▶ _WHAT THE EXERCISE ASKS_
Each line that includes the word "screenshot" counts once; give the total and nothing more.

################

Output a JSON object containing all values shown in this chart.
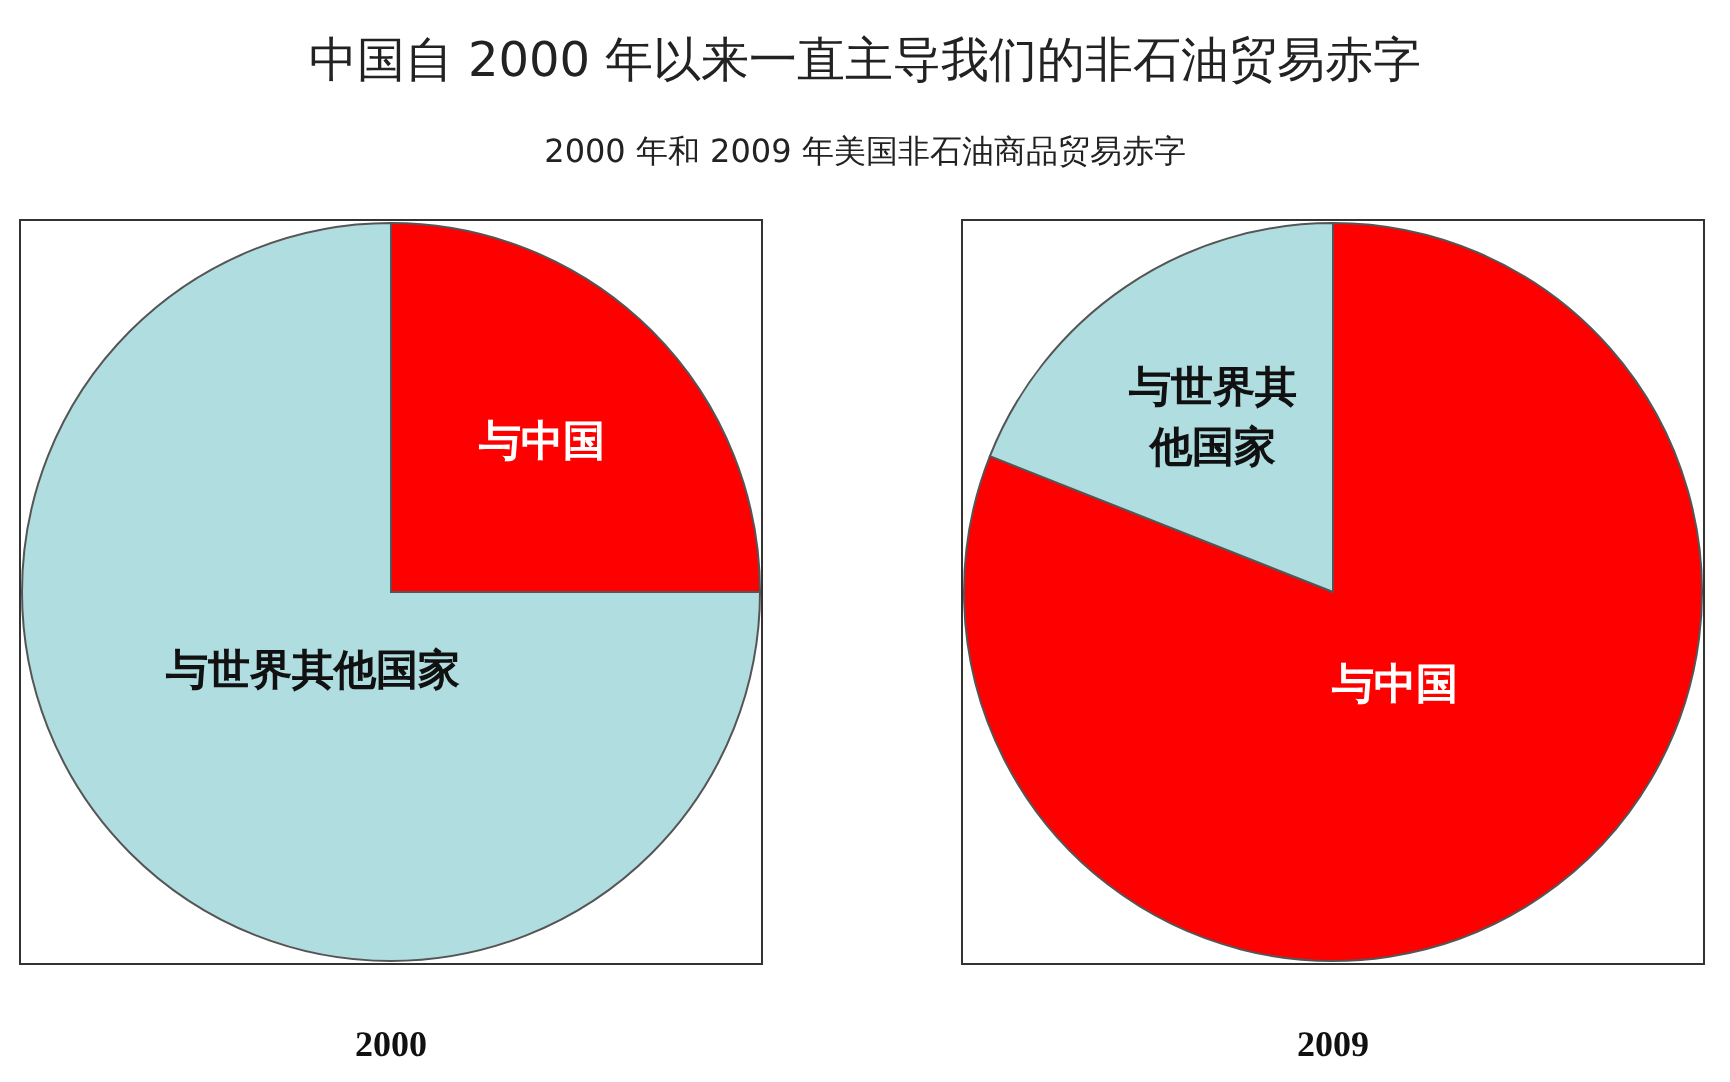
{
  "chart_data": [
    {
      "type": "pie",
      "title": "中国自 2000 年以来一直主导我们的非石油贸易赤字",
      "subtitle": "2000 年和 2009 年美国非石油商品贸易赤字",
      "xlabel": "2000",
      "categories": [
        "与中国",
        "与世界其他国家"
      ],
      "values": [
        25,
        75
      ],
      "colors": [
        "#ff0000",
        "#b0dde0"
      ]
    },
    {
      "type": "pie",
      "xlabel": "2009",
      "categories": [
        "与中国",
        "与世界其他国家"
      ],
      "values": [
        81,
        19
      ],
      "colors": [
        "#ff0000",
        "#b0dde0"
      ]
    }
  ]
}
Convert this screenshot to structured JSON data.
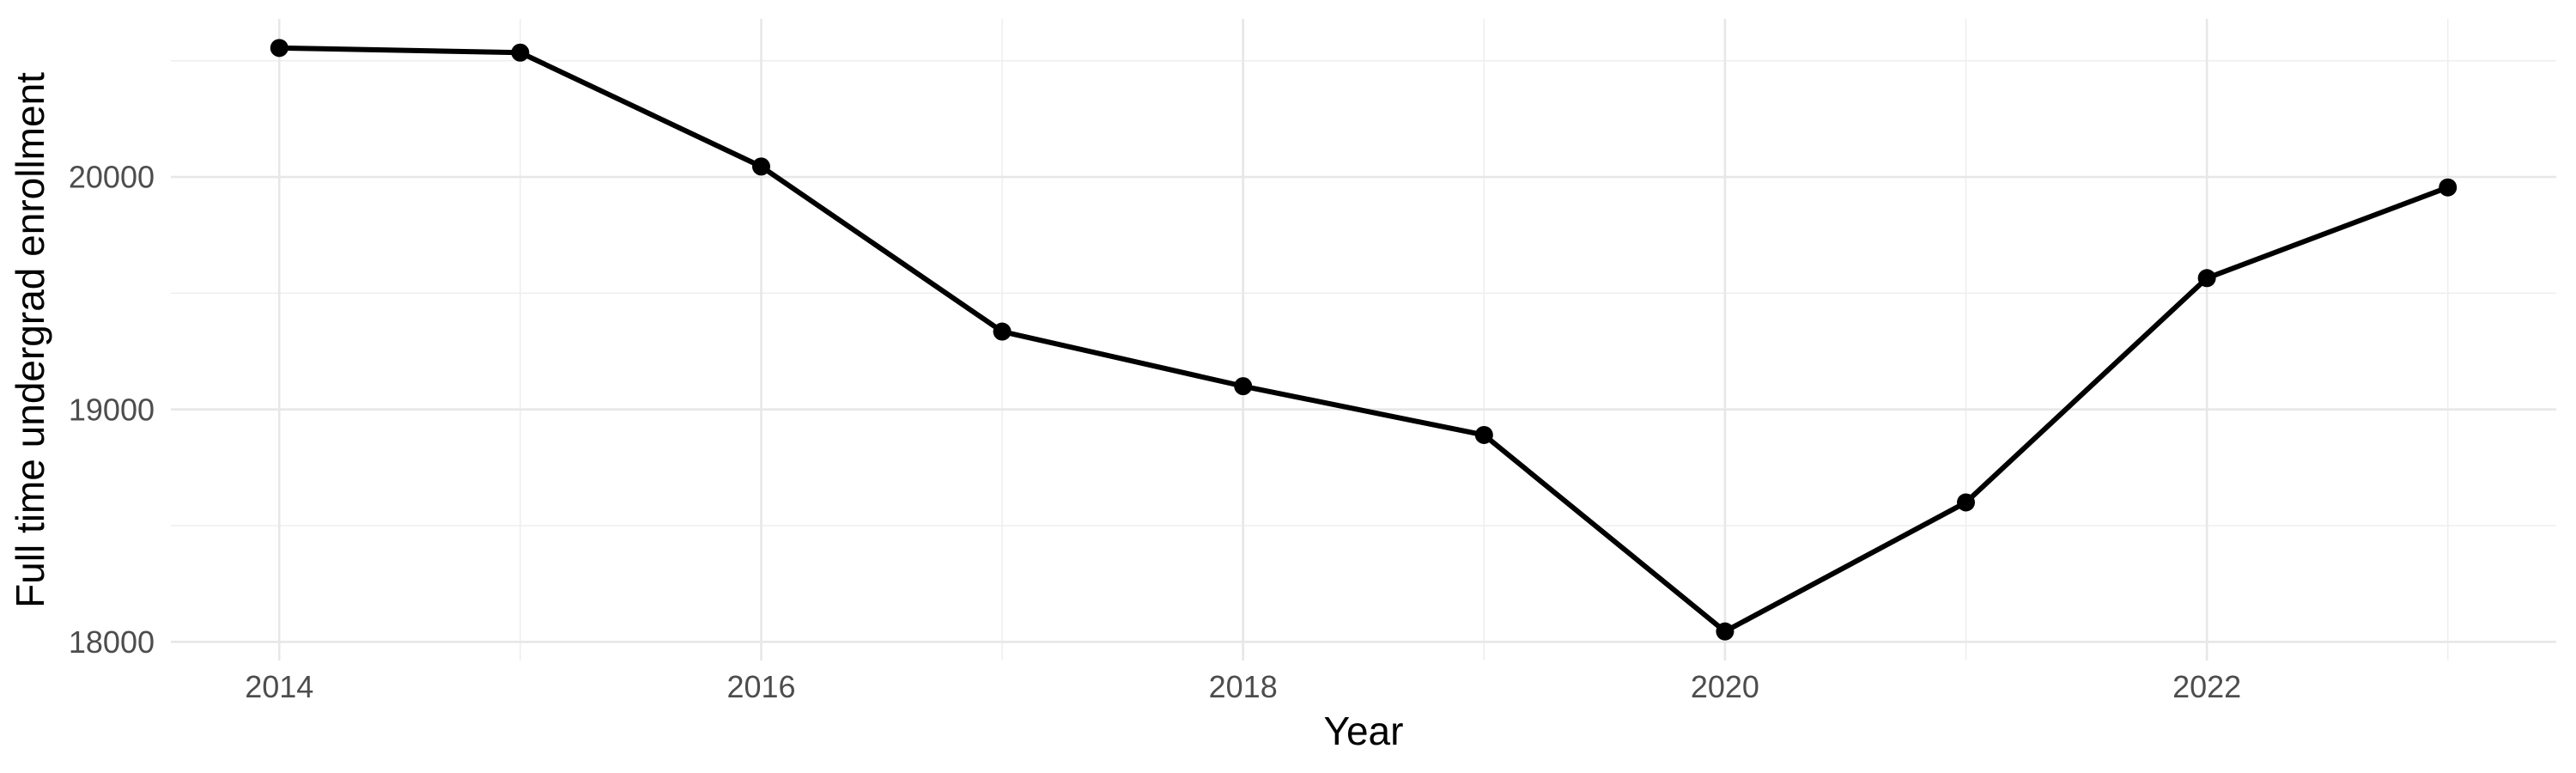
{
  "chart_data": {
    "type": "line",
    "title": "",
    "xlabel": "Year",
    "ylabel": "Full time undergrad enrollment",
    "series": [
      {
        "name": "Full time undergrad enrollment",
        "x": [
          2014,
          2015,
          2016,
          2017,
          2018,
          2019,
          2020,
          2021,
          2022,
          2023
        ],
        "values": [
          20555,
          20535,
          20045,
          19335,
          19100,
          18890,
          18045,
          18600,
          19565,
          19955
        ]
      }
    ],
    "x_ticks_major": [
      2014,
      2016,
      2018,
      2020,
      2022
    ],
    "x_ticks_minor": [
      2015,
      2017,
      2019,
      2021,
      2023
    ],
    "y_ticks_major": [
      18000,
      19000,
      20000
    ],
    "y_ticks_minor": [
      18500,
      19500,
      20500
    ],
    "xlim": [
      2013.55,
      2023.45
    ],
    "ylim": [
      17920,
      20680
    ],
    "grid": true,
    "legend": false,
    "colors": {
      "background": "#ffffff",
      "line": "#000000",
      "point": "#000000",
      "grid_major": "#e7e7e7",
      "grid_minor": "#eeeeee",
      "tick_label": "#4d4d4d",
      "axis_title": "#000000"
    }
  }
}
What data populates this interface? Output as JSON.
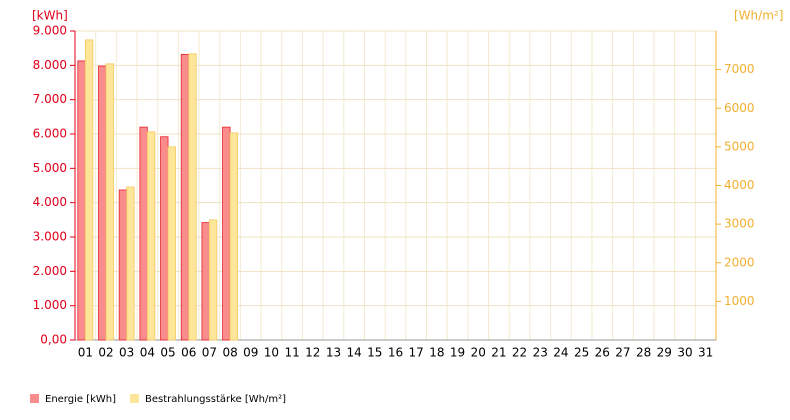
{
  "chart_data": {
    "type": "bar",
    "y_label": "[kWh]",
    "y2_label": "[Wh/m²]",
    "categories": [
      "01",
      "02",
      "03",
      "04",
      "05",
      "06",
      "07",
      "08",
      "09",
      "10",
      "11",
      "12",
      "13",
      "14",
      "15",
      "16",
      "17",
      "18",
      "19",
      "20",
      "21",
      "22",
      "23",
      "24",
      "25",
      "26",
      "27",
      "28",
      "29",
      "30",
      "31"
    ],
    "series": [
      {
        "name": "Energie [kWh]",
        "color": "#f98c8c",
        "stroke": "#e8202a",
        "values": [
          8130,
          7980,
          4370,
          6200,
          5920,
          8320,
          3420,
          6200,
          null,
          null,
          null,
          null,
          null,
          null,
          null,
          null,
          null,
          null,
          null,
          null,
          null,
          null,
          null,
          null,
          null,
          null,
          null,
          null,
          null,
          null,
          null
        ]
      },
      {
        "name": "Bestrahlungsstärke [Wh/m²]",
        "color": "#fde59a",
        "stroke": "#f5c860",
        "axis": "y2",
        "values": [
          7770,
          7150,
          3960,
          5390,
          5000,
          7410,
          3110,
          5360,
          null,
          null,
          null,
          null,
          null,
          null,
          null,
          null,
          null,
          null,
          null,
          null,
          null,
          null,
          null,
          null,
          null,
          null,
          null,
          null,
          null,
          null,
          null
        ]
      }
    ],
    "ylim": [
      0,
      9000
    ],
    "yticks": [
      {
        "value": 0,
        "label": "0,00"
      },
      {
        "value": 1000,
        "label": "1.000"
      },
      {
        "value": 2000,
        "label": "2.000"
      },
      {
        "value": 3000,
        "label": "3.000"
      },
      {
        "value": 4000,
        "label": "4.000"
      },
      {
        "value": 5000,
        "label": "5.000"
      },
      {
        "value": 6000,
        "label": "6.000"
      },
      {
        "value": 7000,
        "label": "7.000"
      },
      {
        "value": 8000,
        "label": "8.000"
      },
      {
        "value": 9000,
        "label": "9.000"
      }
    ],
    "y2lim": [
      0,
      8000
    ],
    "y2ticks": [
      1000,
      2000,
      3000,
      4000,
      5000,
      6000,
      7000
    ],
    "grid": true
  }
}
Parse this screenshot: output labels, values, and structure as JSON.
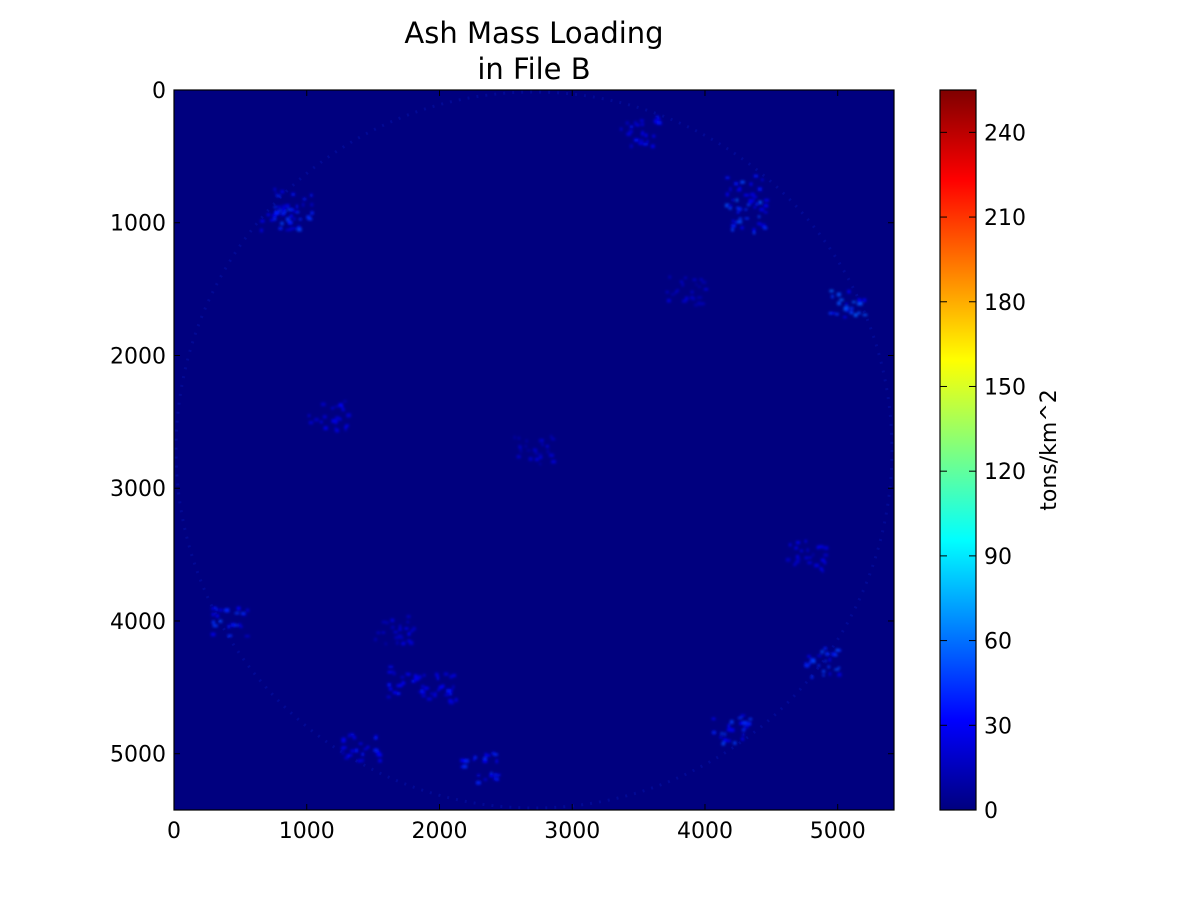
{
  "chart_data": {
    "type": "heatmap",
    "title": "Ash Mass Loading",
    "subtitle": "in File B",
    "x_ticks": [
      0,
      1000,
      2000,
      3000,
      4000,
      5000
    ],
    "y_ticks": [
      0,
      1000,
      2000,
      3000,
      4000,
      5000
    ],
    "xlim": [
      0,
      5424
    ],
    "ylim": [
      5424,
      0
    ],
    "y_inverted": true,
    "grid": false,
    "colormap": "jet",
    "background_color": "#00007f",
    "colorbar": {
      "label": "tons/km^2",
      "range": [
        0,
        255
      ],
      "ticks": [
        0,
        30,
        60,
        90,
        120,
        150,
        180,
        210,
        240
      ],
      "colors": [
        "#00007f",
        "#0000ff",
        "#007fff",
        "#00ffff",
        "#7fff7f",
        "#ffff00",
        "#ff7f00",
        "#ff0000",
        "#7f0000"
      ]
    },
    "disk": {
      "center": [
        2712,
        2712
      ],
      "radius": 2712
    },
    "ash_features": [
      {
        "x": 800,
        "y": 950,
        "value": 40
      },
      {
        "x": 900,
        "y": 850,
        "value": 35
      },
      {
        "x": 1150,
        "y": 2450,
        "value": 25
      },
      {
        "x": 1750,
        "y": 4450,
        "value": 30
      },
      {
        "x": 1650,
        "y": 4050,
        "value": 25
      },
      {
        "x": 2000,
        "y": 4500,
        "value": 30
      },
      {
        "x": 2700,
        "y": 2700,
        "value": 20
      },
      {
        "x": 2300,
        "y": 5100,
        "value": 35
      },
      {
        "x": 1400,
        "y": 4950,
        "value": 30
      },
      {
        "x": 3500,
        "y": 300,
        "value": 30
      },
      {
        "x": 4300,
        "y": 750,
        "value": 45
      },
      {
        "x": 4300,
        "y": 950,
        "value": 40
      },
      {
        "x": 5050,
        "y": 1600,
        "value": 45
      },
      {
        "x": 4900,
        "y": 4300,
        "value": 40
      },
      {
        "x": 4200,
        "y": 4800,
        "value": 40
      },
      {
        "x": 400,
        "y": 4000,
        "value": 40
      },
      {
        "x": 3850,
        "y": 1500,
        "value": 20
      },
      {
        "x": 4750,
        "y": 3500,
        "value": 25
      }
    ]
  }
}
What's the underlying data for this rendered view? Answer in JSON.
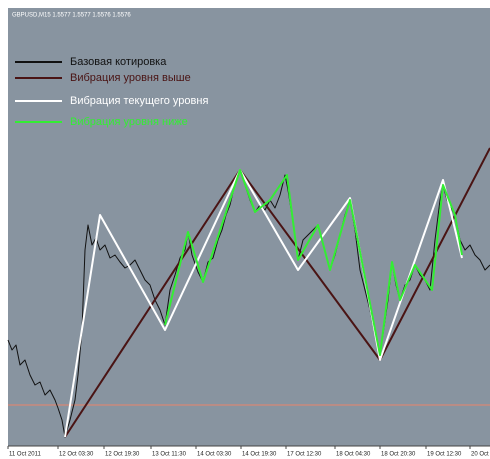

################

▶ _OUTPUT OF THE TASK_
2